SELECTED EXTRACT:
# Keeping temperature on nymphs?



## HempKnight (Jun 16, 2007)

Hey everyone! Well I know that some mantids need to be kept at warmer temperatures and I know that heat pads can help. What my question is how do you keep 50 nymphs at that temperature? Once they hatch most people would separate them to stop cannibalism and you can’t put a heat pad on every single one of them.

I was thinking a heat lamp with a thermostat but that can be like a $80 investment. Wondering what everyone’s techniques are!! Thanks!


----------



## Rick (Jun 16, 2007)

My technique? Everybody stays at room temperature.


----------



## Kriss (Jun 16, 2007)

I also keep mine at room temp but do have a small heater for the colder winter months.

It can get a might chilly at night.


----------



## HempKnight (Jun 16, 2007)

> My technique? Everybody stays at room temperature.


Would that just make them grow a little bit slower? I was thinking about just keeping them all at room temperature but wasn't sure what would happen. I live in San Diego so it doesn’t get that cold.


----------



## Rick (Jun 16, 2007)

> > My technique? Everybody stays at room temperature.
> 
> 
> Would that just make them grow a little bit slower? I was thinking about just keeping them all at room temperature but wasn't sure what would happen. I live in San Diego so it doesn’t get that cold.


Grow slower? My bug room is about 78 or 80 this time of year which is perfect. In winter it is about 72. No issues.


----------



## randyardvark (Jun 17, 2007)

usually room temp is fine but if you live in the uk you do have to improvise in the winter there ara a fw ways todo it, get a big glass tank and place your cups in there and heat the whole tank rather than the individual cups  or do what i do and convert a cuboard into a mini bug room, stick in some shelves some lights to give off heat and some vents to keep airflow and presto, you can get some cuboards stupidly cheap borrow a saw and hew presto

or buy and heat a shed


----------



## jmac27 (Jun 17, 2007)

I'm going to need to use some extra heating methods this winter. My house gets extra cold when the show falls.


----------



## Asa (Jun 18, 2007)

Temperature really isn't that important. With nearly all common species, all you need is room temperature.

GIVEN DATA:
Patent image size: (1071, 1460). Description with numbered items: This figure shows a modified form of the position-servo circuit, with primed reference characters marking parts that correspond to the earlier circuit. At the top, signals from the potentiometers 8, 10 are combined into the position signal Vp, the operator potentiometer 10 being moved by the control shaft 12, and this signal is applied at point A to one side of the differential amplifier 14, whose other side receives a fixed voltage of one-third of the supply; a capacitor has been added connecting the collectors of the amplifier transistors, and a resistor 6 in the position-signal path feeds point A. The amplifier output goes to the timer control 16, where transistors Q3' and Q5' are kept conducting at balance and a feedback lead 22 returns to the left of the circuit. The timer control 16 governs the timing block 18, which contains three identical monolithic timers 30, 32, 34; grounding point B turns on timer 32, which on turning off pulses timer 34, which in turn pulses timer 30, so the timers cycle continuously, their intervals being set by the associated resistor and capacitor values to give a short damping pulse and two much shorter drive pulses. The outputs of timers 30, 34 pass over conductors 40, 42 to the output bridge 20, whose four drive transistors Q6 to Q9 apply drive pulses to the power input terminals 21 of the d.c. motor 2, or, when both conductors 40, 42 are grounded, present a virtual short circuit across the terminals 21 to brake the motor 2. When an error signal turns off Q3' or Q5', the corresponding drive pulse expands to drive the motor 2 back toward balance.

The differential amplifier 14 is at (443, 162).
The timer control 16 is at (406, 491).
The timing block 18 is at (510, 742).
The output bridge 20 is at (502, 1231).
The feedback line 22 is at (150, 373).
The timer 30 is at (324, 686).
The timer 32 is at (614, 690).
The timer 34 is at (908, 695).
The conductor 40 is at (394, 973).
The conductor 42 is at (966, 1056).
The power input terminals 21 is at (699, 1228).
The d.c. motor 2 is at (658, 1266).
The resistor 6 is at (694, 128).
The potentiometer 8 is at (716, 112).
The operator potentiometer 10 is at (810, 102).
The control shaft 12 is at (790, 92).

REQUIRED TASKS:
1. In the mantis nymph thread, what temperature does Rick give for his bug room in winter?
2. List every distinct username that posts in the mantis nymph thread.
3. Reproduce the passage of the mantis nymph thread starting with "## randyardvark (Jun" and going on through "jmac27 (Jun 17, 2007)".

SOLUTIONS TO THE EXERCISE:
1. About 72.

2. HempKnight, Rick, Kriss, randyardvark, jmac27, Asa

3.
## randyardvark (Jun 17, 2007)

usually room temp is fine but if you live in the uk you do have to improvise in the winter there ara a fw ways todo it, get a big glass tank and place your cups in there and heat the whole tank rather than the individual cups  or do what i do and convert a cuboard into a mini bug room, stick in some shelves some lights to give off heat and some vents to keep airflow and presto, you can get some cuboards stupidly cheap borrow a saw and hew presto

or buy and heat a shed


----------



## jmac27 (Jun 17, 2007)